Task goal:
Transcribe each line in the items below exactly, keeping every character and number unchanged.

[START Given entries]

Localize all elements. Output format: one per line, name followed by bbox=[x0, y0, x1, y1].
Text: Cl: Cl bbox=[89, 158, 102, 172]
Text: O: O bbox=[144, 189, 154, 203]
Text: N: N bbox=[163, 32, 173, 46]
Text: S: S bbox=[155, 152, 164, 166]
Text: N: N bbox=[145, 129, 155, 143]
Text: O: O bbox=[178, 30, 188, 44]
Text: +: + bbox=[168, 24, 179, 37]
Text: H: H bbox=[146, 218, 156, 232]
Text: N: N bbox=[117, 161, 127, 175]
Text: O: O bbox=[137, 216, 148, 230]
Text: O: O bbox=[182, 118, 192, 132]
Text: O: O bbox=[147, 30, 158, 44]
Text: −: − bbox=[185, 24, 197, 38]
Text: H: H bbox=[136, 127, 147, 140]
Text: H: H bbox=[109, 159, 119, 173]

[END Given entries]

Result of the exercise:
Localize all elements. Output format: one per line, name followed by bbox=[x0, y0, x1, y1].
Text: Cl: Cl bbox=[89, 158, 102, 172]
Text: O: O bbox=[144, 189, 154, 203]
Text: N: N bbox=[163, 32, 173, 46]
Text: S: S bbox=[155, 152, 164, 166]
Text: N: N bbox=[145, 129, 155, 143]
Text: O: O bbox=[178, 30, 188, 44]
Text: +: + bbox=[168, 24, 179, 37]
Text: H: H bbox=[146, 218, 156, 232]
Text: N: N bbox=[117, 161, 127, 175]
Text: O: O bbox=[137, 216, 148, 230]
Text: O: O bbox=[182, 118, 192, 132]
Text: O: O bbox=[147, 30, 158, 44]
Text: −: − bbox=[185, 24, 197, 38]
Text: H: H bbox=[136, 127, 147, 140]
Text: H: H bbox=[109, 159, 119, 173]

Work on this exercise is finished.